- **Aim of the task**
Find the string "años" in the data, and copy out each line that has it.

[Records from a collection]
BEGIN

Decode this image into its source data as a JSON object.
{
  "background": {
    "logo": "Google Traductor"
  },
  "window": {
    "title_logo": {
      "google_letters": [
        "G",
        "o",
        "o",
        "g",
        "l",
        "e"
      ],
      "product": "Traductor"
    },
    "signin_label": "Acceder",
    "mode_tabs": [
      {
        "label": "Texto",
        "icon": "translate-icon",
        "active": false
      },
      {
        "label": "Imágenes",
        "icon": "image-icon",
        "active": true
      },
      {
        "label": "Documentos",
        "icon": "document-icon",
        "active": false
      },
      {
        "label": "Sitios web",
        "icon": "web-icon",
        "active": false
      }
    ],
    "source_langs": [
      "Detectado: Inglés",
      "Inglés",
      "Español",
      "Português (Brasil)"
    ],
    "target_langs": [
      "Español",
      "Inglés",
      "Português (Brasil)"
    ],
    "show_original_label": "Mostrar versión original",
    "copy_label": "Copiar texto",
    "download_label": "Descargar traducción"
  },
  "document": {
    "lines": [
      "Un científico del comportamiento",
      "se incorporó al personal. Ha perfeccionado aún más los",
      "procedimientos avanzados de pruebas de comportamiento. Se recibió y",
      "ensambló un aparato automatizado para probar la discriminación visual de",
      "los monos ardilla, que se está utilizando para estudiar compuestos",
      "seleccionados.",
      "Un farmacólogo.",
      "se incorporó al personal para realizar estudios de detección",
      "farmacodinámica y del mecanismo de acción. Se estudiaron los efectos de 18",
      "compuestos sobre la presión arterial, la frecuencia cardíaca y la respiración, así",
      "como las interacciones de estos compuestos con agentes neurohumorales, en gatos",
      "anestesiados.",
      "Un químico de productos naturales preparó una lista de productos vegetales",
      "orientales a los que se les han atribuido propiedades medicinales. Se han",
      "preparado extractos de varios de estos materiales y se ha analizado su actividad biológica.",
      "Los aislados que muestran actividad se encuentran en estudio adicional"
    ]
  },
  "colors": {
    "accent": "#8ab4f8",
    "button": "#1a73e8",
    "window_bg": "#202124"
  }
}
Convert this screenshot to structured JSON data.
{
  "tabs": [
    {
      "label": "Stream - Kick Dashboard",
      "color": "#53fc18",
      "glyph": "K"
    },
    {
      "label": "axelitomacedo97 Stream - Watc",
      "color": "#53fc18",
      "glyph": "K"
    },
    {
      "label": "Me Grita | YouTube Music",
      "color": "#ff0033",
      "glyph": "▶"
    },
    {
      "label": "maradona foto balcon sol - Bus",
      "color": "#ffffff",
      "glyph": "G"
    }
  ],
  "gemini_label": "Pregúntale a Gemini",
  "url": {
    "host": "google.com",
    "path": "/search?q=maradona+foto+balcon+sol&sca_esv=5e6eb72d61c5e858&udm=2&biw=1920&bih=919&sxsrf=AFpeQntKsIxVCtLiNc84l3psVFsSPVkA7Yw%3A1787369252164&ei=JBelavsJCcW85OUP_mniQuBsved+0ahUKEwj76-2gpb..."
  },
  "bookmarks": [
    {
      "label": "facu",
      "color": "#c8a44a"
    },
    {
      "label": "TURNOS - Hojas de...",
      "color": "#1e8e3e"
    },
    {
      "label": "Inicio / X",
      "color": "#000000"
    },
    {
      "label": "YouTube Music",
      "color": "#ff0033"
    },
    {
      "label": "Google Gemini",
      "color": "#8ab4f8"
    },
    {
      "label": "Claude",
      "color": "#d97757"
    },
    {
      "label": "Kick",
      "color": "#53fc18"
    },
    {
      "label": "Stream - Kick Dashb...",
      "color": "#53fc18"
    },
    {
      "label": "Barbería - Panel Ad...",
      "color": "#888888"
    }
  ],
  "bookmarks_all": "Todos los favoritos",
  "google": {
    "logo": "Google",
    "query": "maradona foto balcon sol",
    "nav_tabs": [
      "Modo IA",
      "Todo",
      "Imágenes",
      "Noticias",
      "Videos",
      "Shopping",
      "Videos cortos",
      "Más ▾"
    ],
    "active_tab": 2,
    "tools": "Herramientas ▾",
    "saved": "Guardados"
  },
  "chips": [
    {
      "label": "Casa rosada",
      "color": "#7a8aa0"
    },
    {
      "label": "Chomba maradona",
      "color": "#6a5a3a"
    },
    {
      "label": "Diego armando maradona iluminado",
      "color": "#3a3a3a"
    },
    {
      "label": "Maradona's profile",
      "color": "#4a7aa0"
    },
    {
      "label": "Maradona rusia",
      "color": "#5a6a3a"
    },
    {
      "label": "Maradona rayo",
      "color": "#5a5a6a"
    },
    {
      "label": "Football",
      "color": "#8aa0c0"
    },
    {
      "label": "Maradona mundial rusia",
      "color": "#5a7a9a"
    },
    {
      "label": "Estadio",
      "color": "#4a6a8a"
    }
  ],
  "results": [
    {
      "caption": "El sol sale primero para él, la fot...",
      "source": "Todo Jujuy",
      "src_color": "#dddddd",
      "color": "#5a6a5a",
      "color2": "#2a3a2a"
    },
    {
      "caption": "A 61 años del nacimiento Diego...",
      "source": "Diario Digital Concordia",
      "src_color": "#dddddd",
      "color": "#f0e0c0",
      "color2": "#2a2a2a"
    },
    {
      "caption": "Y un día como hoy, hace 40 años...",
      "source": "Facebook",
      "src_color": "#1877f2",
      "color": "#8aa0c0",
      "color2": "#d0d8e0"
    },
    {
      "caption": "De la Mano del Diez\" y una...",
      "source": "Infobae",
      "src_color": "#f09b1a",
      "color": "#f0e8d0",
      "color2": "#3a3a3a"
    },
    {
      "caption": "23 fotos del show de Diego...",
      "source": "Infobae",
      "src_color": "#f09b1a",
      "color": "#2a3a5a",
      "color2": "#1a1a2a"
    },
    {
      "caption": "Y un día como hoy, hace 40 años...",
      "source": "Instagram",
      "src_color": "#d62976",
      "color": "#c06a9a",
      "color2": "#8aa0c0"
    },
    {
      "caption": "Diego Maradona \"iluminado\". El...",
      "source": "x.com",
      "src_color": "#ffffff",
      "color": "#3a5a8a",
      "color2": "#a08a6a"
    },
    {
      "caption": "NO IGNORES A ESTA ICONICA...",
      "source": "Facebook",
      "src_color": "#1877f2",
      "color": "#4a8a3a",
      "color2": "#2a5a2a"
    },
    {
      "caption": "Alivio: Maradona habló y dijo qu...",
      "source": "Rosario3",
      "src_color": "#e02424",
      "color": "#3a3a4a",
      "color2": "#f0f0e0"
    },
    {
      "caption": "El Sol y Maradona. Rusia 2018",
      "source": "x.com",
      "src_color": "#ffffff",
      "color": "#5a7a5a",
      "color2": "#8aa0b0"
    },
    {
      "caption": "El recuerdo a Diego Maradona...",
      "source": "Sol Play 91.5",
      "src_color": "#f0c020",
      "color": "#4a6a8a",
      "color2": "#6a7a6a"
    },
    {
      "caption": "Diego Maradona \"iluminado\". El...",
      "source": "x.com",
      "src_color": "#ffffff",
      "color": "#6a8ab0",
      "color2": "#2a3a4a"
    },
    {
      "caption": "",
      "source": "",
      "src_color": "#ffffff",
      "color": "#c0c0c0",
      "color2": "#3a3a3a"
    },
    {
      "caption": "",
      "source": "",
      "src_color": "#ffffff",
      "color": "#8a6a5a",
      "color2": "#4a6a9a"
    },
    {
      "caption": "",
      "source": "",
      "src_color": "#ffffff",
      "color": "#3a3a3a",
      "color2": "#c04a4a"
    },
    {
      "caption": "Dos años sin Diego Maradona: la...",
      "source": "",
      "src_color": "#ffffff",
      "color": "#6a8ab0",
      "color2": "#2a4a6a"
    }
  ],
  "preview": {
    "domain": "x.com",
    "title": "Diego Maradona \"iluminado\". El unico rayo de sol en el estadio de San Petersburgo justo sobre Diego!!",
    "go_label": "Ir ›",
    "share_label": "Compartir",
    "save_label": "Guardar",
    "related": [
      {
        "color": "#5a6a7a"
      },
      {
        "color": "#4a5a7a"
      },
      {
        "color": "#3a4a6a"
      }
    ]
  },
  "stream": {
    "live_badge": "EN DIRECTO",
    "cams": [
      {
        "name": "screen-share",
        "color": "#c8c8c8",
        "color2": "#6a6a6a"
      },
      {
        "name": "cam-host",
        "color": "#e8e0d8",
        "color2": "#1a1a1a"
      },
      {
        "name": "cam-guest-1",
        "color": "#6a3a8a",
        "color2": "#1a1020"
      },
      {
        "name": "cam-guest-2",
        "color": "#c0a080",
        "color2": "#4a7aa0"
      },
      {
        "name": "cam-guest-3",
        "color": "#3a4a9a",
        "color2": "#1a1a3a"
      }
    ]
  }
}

END

- **Answer**
      "caption": "A 61 años del nacimiento Diego...",
      "caption": "Y un día como hoy, hace 40 años...",
      "caption": "Y un día como hoy, hace 40 años...",
      "caption": "Dos años sin Diego Maradona: la...",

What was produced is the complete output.